PROBLEM STATEMENT: Extract every line of the material that holds the string "środków".

-- Begin --

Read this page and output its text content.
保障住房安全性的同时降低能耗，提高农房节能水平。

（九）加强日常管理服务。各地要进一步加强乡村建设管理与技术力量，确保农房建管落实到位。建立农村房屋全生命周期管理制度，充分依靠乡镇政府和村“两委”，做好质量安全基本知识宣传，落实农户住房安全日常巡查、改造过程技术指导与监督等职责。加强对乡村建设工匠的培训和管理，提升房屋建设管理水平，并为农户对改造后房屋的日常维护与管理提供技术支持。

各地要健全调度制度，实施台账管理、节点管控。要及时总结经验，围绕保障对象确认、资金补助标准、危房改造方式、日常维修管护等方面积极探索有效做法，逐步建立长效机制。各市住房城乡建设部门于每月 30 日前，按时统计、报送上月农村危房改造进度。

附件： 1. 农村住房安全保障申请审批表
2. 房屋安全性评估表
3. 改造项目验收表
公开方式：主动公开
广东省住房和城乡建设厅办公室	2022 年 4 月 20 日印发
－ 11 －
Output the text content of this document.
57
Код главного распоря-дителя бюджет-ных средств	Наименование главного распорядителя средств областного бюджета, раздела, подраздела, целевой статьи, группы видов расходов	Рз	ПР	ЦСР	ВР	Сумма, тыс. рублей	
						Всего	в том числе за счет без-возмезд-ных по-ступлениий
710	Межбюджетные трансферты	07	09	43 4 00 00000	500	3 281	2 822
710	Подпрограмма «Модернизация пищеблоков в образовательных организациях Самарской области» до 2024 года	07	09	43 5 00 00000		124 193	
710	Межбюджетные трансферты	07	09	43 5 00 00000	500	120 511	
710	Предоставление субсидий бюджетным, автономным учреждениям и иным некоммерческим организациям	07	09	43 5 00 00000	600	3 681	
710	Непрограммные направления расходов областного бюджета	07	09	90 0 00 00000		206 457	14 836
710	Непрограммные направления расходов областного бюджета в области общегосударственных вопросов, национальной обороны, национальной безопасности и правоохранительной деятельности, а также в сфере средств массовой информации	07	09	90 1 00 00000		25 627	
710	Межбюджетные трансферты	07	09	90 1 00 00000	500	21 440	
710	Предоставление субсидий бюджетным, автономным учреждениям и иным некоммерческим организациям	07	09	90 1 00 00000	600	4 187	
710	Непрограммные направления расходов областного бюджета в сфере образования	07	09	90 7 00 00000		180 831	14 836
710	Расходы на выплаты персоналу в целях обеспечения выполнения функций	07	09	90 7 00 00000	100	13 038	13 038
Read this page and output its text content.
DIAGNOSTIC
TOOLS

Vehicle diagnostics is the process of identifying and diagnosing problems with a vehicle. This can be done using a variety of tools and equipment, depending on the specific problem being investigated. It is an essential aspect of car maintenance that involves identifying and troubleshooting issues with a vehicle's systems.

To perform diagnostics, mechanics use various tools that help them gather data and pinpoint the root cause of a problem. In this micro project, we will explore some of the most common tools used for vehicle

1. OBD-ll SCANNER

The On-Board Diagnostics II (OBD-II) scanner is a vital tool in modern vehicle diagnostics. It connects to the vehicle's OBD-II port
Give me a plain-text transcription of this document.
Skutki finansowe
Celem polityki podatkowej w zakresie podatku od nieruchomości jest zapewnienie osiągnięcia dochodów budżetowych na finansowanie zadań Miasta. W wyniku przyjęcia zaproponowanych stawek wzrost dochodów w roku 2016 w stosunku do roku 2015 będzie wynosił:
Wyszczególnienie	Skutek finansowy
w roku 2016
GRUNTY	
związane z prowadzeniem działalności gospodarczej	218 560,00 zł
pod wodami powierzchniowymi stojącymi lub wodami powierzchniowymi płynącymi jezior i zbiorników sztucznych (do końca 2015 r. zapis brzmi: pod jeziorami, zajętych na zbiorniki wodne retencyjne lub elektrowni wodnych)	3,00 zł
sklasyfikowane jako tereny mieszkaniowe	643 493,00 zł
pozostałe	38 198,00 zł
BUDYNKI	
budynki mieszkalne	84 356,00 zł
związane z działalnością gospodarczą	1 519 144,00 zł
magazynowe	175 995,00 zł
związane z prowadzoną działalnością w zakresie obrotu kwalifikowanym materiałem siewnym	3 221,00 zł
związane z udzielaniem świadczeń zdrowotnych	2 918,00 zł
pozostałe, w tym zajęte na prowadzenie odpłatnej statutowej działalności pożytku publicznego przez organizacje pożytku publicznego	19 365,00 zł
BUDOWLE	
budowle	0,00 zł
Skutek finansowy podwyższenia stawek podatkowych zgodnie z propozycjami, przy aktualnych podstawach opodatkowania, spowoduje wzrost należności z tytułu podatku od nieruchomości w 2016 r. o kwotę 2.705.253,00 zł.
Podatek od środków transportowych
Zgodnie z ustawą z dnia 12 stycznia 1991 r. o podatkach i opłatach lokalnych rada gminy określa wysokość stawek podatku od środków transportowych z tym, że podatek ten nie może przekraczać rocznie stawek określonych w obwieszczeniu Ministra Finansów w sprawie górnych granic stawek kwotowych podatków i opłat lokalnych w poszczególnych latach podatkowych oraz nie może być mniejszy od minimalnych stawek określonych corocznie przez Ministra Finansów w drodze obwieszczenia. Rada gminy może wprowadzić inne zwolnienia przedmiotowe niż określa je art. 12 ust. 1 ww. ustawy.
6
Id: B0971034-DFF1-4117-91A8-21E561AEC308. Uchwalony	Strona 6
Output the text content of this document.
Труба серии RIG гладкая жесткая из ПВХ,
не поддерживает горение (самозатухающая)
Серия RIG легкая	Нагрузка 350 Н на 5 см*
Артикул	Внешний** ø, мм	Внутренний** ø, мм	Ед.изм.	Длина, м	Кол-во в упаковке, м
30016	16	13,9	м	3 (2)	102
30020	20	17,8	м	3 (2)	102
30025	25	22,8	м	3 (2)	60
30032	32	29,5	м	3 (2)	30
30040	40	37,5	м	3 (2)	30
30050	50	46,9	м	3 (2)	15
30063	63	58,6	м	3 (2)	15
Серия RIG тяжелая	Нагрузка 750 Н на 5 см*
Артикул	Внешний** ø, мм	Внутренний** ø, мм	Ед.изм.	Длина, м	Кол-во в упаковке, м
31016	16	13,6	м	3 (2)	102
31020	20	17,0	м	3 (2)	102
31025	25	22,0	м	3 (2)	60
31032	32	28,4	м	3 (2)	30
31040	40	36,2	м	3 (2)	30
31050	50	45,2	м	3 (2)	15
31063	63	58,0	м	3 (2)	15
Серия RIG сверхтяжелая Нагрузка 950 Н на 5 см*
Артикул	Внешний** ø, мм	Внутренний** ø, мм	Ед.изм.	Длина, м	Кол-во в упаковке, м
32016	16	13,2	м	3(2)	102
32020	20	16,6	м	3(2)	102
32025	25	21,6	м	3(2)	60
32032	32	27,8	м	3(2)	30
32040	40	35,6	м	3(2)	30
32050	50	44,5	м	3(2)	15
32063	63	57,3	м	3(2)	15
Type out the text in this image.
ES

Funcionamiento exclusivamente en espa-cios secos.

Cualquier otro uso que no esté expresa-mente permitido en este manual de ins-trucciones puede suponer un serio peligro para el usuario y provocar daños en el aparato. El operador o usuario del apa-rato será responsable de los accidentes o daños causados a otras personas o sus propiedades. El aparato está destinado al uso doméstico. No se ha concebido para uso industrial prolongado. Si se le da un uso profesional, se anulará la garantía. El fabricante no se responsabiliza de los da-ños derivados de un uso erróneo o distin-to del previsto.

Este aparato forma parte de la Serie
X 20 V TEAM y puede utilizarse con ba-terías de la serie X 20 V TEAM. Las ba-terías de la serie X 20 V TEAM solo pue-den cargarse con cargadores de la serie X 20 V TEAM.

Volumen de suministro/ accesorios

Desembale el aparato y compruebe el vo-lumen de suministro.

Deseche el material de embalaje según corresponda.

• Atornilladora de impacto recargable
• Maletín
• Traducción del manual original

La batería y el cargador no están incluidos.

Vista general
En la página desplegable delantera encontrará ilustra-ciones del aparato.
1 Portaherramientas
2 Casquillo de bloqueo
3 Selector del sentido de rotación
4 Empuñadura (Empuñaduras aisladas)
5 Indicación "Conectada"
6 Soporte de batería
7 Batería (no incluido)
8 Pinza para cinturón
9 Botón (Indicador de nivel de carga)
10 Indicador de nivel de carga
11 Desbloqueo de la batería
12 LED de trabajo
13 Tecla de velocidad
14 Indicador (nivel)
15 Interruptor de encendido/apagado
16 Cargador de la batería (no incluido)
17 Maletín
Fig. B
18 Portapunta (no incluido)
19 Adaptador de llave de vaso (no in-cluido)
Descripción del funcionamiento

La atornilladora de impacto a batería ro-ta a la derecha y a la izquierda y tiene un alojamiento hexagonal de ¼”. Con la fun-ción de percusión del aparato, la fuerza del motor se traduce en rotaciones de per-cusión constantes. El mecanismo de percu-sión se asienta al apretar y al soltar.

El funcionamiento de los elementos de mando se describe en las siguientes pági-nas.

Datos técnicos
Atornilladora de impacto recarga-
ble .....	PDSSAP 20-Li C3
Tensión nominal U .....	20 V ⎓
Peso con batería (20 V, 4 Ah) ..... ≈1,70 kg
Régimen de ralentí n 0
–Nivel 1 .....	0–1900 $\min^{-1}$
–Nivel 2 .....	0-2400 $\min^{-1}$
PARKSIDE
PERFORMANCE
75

-- End --

WRITTEN REPLY:
Podatek od środków transportowych
Zgodnie z ustawą z dnia 12 stycznia 1991 r. o podatkach i opłatach lokalnych rada gminy określa wysokość stawek podatku od środków transportowych z tym, że podatek ten nie może przekraczać rocznie stawek określonych w obwieszczeniu Ministra Finansów w sprawie górnych granic stawek kwotowych podatków i opłat lokalnych w poszczególnych latach podatkowych oraz nie może być mniejszy od minimalnych stawek określonych corocznie przez Ministra Finansów w drodze obwieszczenia. Rada gminy może wprowadzić inne zwolnienia przedmiotowe niż określa je art. 12 ust. 1 ww. ustawy.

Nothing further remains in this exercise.